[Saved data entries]
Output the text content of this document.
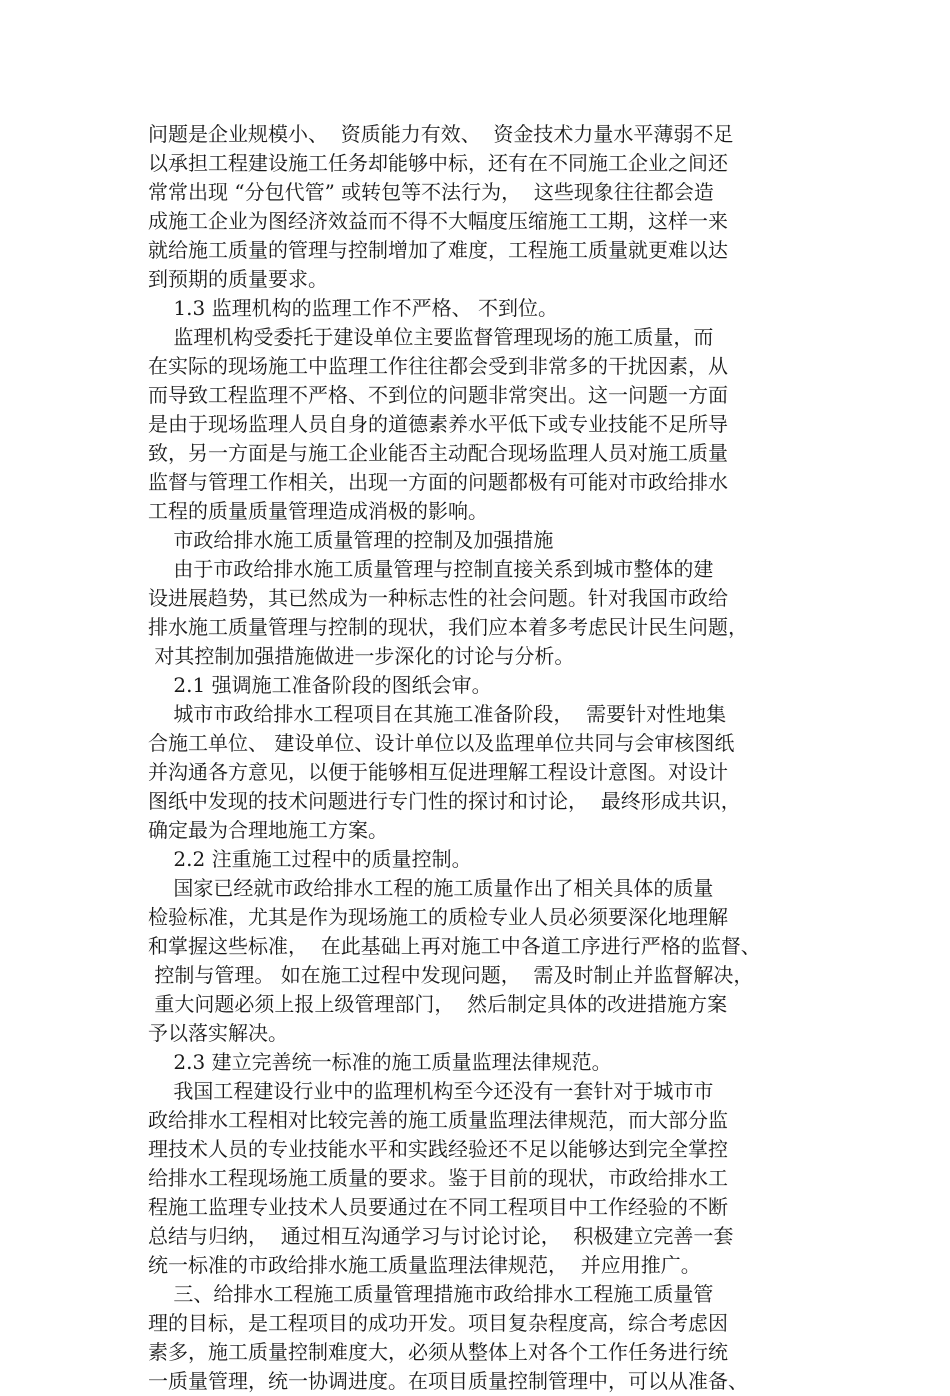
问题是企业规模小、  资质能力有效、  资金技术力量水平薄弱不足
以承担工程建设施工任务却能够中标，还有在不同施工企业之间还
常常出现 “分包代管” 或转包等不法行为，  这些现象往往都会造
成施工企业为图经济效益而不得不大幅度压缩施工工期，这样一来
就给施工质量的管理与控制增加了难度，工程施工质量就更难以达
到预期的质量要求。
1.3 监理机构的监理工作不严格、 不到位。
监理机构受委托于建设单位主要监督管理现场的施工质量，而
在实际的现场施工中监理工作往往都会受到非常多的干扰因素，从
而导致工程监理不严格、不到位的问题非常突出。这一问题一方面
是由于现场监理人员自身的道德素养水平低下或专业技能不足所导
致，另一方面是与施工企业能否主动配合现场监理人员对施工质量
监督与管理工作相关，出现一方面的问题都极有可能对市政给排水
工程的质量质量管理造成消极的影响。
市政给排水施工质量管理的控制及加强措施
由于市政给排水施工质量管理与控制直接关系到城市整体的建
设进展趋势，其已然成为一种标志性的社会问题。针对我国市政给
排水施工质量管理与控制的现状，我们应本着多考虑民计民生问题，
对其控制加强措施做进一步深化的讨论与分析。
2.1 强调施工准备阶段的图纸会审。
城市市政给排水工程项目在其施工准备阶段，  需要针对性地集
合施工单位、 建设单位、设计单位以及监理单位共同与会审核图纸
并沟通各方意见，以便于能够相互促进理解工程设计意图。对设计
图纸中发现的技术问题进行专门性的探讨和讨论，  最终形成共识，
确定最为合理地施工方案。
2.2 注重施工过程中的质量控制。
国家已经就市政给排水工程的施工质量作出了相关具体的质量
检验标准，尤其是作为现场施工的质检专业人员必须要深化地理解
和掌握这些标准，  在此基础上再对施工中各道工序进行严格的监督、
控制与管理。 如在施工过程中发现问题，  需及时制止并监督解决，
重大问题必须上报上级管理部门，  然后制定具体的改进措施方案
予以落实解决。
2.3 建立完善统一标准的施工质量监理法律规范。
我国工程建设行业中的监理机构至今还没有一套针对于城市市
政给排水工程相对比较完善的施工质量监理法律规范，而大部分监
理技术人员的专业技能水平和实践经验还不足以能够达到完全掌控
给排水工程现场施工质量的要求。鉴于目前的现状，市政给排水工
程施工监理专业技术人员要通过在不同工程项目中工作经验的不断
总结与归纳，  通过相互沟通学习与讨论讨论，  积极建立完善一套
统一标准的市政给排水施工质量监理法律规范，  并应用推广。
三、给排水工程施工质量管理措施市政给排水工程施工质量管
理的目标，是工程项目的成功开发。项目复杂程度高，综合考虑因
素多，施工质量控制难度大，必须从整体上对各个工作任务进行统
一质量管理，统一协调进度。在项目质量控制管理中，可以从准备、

--

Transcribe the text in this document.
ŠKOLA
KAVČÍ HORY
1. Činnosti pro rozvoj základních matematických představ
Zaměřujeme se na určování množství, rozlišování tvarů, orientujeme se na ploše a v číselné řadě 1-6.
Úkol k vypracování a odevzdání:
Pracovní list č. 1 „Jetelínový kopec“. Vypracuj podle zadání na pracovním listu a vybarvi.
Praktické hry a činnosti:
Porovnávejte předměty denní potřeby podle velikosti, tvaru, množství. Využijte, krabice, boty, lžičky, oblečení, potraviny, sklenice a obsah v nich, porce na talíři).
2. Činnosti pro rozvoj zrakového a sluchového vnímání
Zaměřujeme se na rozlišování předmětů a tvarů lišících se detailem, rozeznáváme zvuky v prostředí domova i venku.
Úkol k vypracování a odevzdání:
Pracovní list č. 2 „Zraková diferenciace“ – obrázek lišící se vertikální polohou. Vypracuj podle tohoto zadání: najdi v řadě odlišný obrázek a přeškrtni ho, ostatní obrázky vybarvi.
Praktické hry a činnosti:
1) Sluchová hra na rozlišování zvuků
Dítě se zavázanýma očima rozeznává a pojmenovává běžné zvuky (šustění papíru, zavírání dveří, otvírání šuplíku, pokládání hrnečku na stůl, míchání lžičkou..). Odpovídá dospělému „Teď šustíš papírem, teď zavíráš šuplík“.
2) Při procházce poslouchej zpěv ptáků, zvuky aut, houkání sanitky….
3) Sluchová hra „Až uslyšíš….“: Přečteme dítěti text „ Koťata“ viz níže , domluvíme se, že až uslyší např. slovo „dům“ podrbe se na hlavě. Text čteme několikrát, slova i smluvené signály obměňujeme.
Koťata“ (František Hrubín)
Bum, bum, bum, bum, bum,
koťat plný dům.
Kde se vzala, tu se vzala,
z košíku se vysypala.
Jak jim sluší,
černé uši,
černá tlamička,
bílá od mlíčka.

...

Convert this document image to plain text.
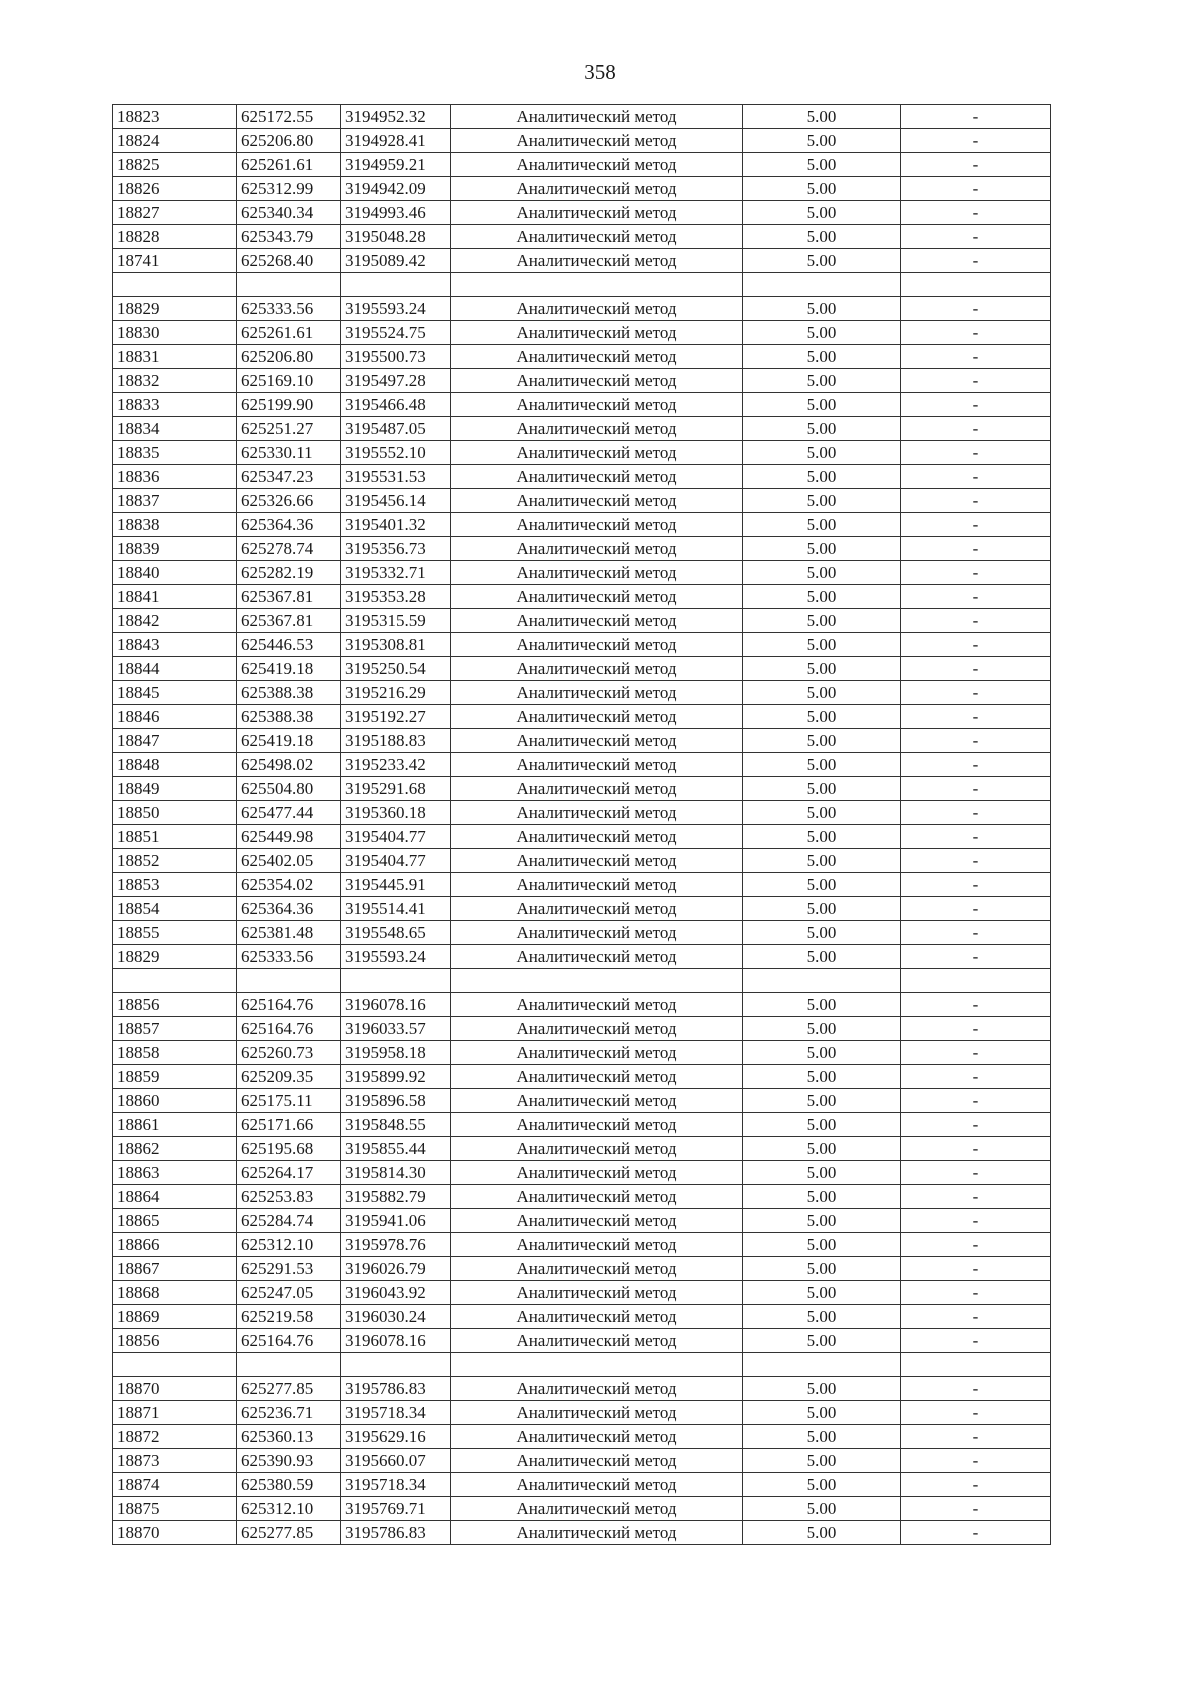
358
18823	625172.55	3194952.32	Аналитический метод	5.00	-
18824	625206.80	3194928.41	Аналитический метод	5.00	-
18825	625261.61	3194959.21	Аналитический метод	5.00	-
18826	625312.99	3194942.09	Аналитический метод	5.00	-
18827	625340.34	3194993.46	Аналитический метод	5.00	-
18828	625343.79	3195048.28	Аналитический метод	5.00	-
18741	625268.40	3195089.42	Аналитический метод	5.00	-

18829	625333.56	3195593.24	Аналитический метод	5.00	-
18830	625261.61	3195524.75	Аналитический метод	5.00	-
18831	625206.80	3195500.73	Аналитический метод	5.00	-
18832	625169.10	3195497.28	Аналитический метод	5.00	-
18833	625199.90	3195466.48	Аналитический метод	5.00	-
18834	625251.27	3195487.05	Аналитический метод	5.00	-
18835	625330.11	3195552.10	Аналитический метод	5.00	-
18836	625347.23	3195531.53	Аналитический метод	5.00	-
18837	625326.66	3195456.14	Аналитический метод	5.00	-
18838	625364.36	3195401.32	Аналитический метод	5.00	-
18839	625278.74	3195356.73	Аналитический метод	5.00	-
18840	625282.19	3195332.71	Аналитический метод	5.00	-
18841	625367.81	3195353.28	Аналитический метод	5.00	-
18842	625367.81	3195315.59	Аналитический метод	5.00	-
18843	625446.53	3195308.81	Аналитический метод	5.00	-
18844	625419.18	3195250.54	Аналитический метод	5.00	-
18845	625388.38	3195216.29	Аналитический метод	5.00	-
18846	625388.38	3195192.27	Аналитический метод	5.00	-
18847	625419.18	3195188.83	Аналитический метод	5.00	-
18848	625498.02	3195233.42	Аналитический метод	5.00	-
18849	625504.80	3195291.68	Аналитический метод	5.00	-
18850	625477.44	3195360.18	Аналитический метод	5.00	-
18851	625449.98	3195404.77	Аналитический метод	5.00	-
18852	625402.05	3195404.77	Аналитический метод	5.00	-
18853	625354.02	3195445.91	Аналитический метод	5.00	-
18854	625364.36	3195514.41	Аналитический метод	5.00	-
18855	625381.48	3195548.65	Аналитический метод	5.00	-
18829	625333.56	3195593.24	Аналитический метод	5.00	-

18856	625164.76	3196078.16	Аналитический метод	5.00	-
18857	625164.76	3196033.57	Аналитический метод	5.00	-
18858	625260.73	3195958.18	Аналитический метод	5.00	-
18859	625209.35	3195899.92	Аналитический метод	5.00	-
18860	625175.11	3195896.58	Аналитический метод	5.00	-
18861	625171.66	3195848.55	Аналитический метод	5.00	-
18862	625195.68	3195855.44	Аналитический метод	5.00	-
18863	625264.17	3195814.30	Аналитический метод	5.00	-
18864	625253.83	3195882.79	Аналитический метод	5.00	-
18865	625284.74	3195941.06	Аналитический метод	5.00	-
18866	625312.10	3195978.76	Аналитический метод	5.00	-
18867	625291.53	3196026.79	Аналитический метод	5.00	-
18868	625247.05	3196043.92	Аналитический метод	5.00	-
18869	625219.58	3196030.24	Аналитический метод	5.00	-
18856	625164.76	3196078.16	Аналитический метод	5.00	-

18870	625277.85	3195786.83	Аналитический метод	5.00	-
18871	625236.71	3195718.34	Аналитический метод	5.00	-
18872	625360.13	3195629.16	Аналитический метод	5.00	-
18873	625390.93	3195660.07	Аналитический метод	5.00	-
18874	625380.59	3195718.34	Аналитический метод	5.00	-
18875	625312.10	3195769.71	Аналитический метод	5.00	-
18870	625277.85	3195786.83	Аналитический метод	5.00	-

Work instructions: Which lines in the listing above hold the word "řadě"? Show each of them.

Solved problem:
Zaměřujeme se na určování množství, rozlišování tvarů, orientujeme se na ploše a v číselné řadě 1-6.
Pracovní list č. 2 „Zraková diferenciace“ – obrázek lišící se vertikální polohou. Vypracuj podle tohoto zadání: najdi v řadě odlišný obrázek a přeškrtni ho, ostatní obrázky vybarvi.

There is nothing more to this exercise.